▸ **TASK TO CARRY OUT**: Without the pictures, write out all the lines below exactly as they appear.

▸ **PROVIDED MATERIAL**:
>> Start
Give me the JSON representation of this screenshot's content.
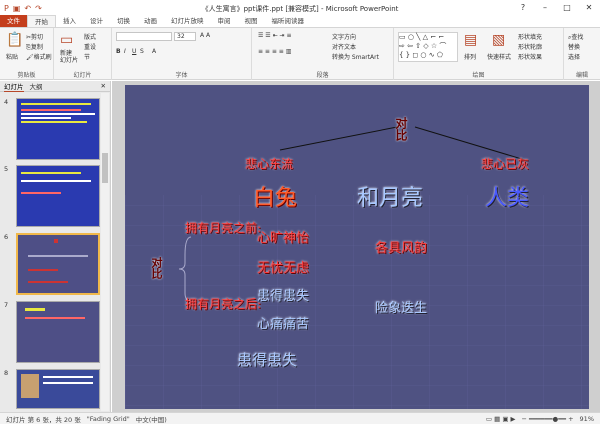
{
  "window": {
    "title": "《人生寓言》ppt课件.ppt [兼容模式] - Microsoft PowerPoint"
  },
  "tabs": [
    "文件",
    "开始",
    "插入",
    "设计",
    "切换",
    "动画",
    "幻灯片放映",
    "审阅",
    "视图",
    "福昕阅读器"
  ],
  "ribbon": {
    "paste": "粘贴",
    "cut": "剪切",
    "copy": "复制",
    "format_painter": "格式刷",
    "clipboard": "剪贴板",
    "new_slide": "新建\n幻灯片",
    "layout": "版式",
    "reset": "重设",
    "section": "节",
    "slides_group": "幻灯片",
    "font_size": "32",
    "font_group": "字体",
    "para_group": "段落",
    "text_dir": "文字方向",
    "align_text": "对齐文本",
    "smartart": "转换为 SmartArt",
    "drawing_group": "绘图",
    "arrange": "排列",
    "quick_styles": "快速样式",
    "shape_fill": "形状填充",
    "shape_outline": "形状轮廓",
    "shape_effects": "形状效果",
    "find": "查找",
    "replace": "替换",
    "select": "选择",
    "editing_group": "编辑"
  },
  "panel": {
    "tab_slides": "幻灯片",
    "tab_outline": "大纲",
    "numbers": [
      "4",
      "5",
      "6",
      "7",
      "8"
    ]
  },
  "slide": {
    "top_label": "对比",
    "left_pair_head": "悲心东流",
    "right_pair_head": "悲心已灰",
    "w1": "白兔",
    "w2": "和月亮",
    "w3": "人类",
    "branch1": "拥有月亮之前:",
    "branch2": "拥有月亮之后:",
    "side_label": "对比",
    "c1": "心旷神怡",
    "c2": "无忧无虑",
    "c3": "患得患失",
    "c4": "心痛痛苦",
    "r1": "各具风韵",
    "r2": "险象迭生",
    "bottom": "患得患失"
  },
  "status": {
    "slide": "幻灯片 第 6 张，共 20 张",
    "theme": "\"Fading Grid\"",
    "lang": "中文(中国)",
    "zoom": "91%"
  }
}
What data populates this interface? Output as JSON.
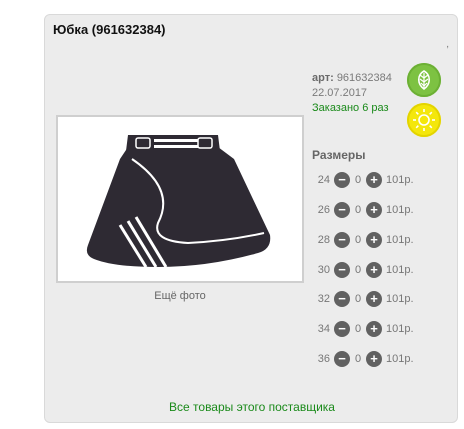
{
  "product": {
    "title": "Юбка (961632384)",
    "dot": ",",
    "art_label": "арт:",
    "art_number": "961632384",
    "date": "22.07.2017",
    "ordered": "Заказано 6 раз"
  },
  "photo": {
    "more_label": "Ещё фото"
  },
  "sizes": {
    "heading": "Размеры",
    "rows": [
      {
        "size": "24",
        "qty": "0",
        "price": "101р."
      },
      {
        "size": "26",
        "qty": "0",
        "price": "101р."
      },
      {
        "size": "28",
        "qty": "0",
        "price": "101р."
      },
      {
        "size": "30",
        "qty": "0",
        "price": "101р."
      },
      {
        "size": "32",
        "qty": "0",
        "price": "101р."
      },
      {
        "size": "34",
        "qty": "0",
        "price": "101р."
      },
      {
        "size": "36",
        "qty": "0",
        "price": "101р."
      }
    ],
    "minus_symbol": "−",
    "plus_symbol": "+"
  },
  "footer": {
    "supplier_link": "Все товары этого поставщика"
  },
  "icons": {
    "eco": "leaf-icon",
    "season": "sun-icon",
    "decrement": "minus-icon",
    "increment": "plus-icon"
  },
  "colors": {
    "accent_green": "#1a8a1a",
    "leaf_badge": "#7dc242",
    "sun_badge": "#f4e70c",
    "button_dark": "#616161"
  }
}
>> End
▸ **SOLUTION BELOW**:
Give me the JSON representation of this screenshot's content.
{
  "window": {
    "title": "《人生寓言》ppt课件.ppt [兼容模式] - Microsoft PowerPoint"
  },
  "tabs": [
    "文件",
    "开始",
    "插入",
    "设计",
    "切换",
    "动画",
    "幻灯片放映",
    "审阅",
    "视图",
    "福昕阅读器"
  ],
  "ribbon": {
    "paste": "粘贴",
    "cut": "剪切",
    "copy": "复制",
    "format_painter": "格式刷",
    "clipboard": "剪贴板",
    "new_slide": "新建\n幻灯片",
    "layout": "版式",
    "reset": "重设",
    "section": "节",
    "slides_group": "幻灯片",
    "font_size": "32",
    "font_group": "字体",
    "para_group": "段落",
    "text_dir": "文字方向",
    "align_text": "对齐文本",
    "smartart": "转换为 SmartArt",
    "drawing_group": "绘图",
    "arrange": "排列",
    "quick_styles": "快速样式",
    "shape_fill": "形状填充",
    "shape_outline": "形状轮廓",
    "shape_effects": "形状效果",
    "find": "查找",
    "replace": "替换",
    "select": "选择",
    "editing_group": "编辑"
  },
  "panel": {
    "tab_slides": "幻灯片",
    "tab_outline": "大纲",
    "numbers": [
      "4",
      "5",
      "6",
      "7",
      "8"
    ]
  },
  "slide": {
    "top_label": "对比",
    "left_pair_head": "悲心东流",
    "right_pair_head": "悲心已灰",
    "w1": "白兔",
    "w2": "和月亮",
    "w3": "人类",
    "branch1": "拥有月亮之前:",
    "branch2": "拥有月亮之后:",
    "side_label": "对比",
    "c1": "心旷神怡",
    "c2": "无忧无虑",
    "c3": "患得患失",
    "c4": "心痛痛苦",
    "r1": "各具风韵",
    "r2": "险象迭生",
    "bottom": "患得患失"
  },
  "status": {
    "slide": "幻灯片 第 6 张，共 20 张",
    "theme": "\"Fading Grid\"",
    "lang": "中文(中国)",
    "zoom": "91%"
  }
}
What data populates this interface? Output as JSON.
{
  "product": {
    "title": "Юбка (961632384)",
    "dot": ",",
    "art_label": "арт:",
    "art_number": "961632384",
    "date": "22.07.2017",
    "ordered": "Заказано 6 раз"
  },
  "photo": {
    "more_label": "Ещё фото"
  },
  "sizes": {
    "heading": "Размеры",
    "rows": [
      {
        "size": "24",
        "qty": "0",
        "price": "101р."
      },
      {
        "size": "26",
        "qty": "0",
        "price": "101р."
      },
      {
        "size": "28",
        "qty": "0",
        "price": "101р."
      },
      {
        "size": "30",
        "qty": "0",
        "price": "101р."
      },
      {
        "size": "32",
        "qty": "0",
        "price": "101р."
      },
      {
        "size": "34",
        "qty": "0",
        "price": "101р."
      },
      {
        "size": "36",
        "qty": "0",
        "price": "101р."
      }
    ],
    "minus_symbol": "−",
    "plus_symbol": "+"
  },
  "footer": {
    "supplier_link": "Все товары этого поставщика"
  },
  "icons": {
    "eco": "leaf-icon",
    "season": "sun-icon",
    "decrement": "minus-icon",
    "increment": "plus-icon"
  },
  "colors": {
    "accent_green": "#1a8a1a",
    "leaf_badge": "#7dc242",
    "sun_badge": "#f4e70c",
    "button_dark": "#616161"
  }
}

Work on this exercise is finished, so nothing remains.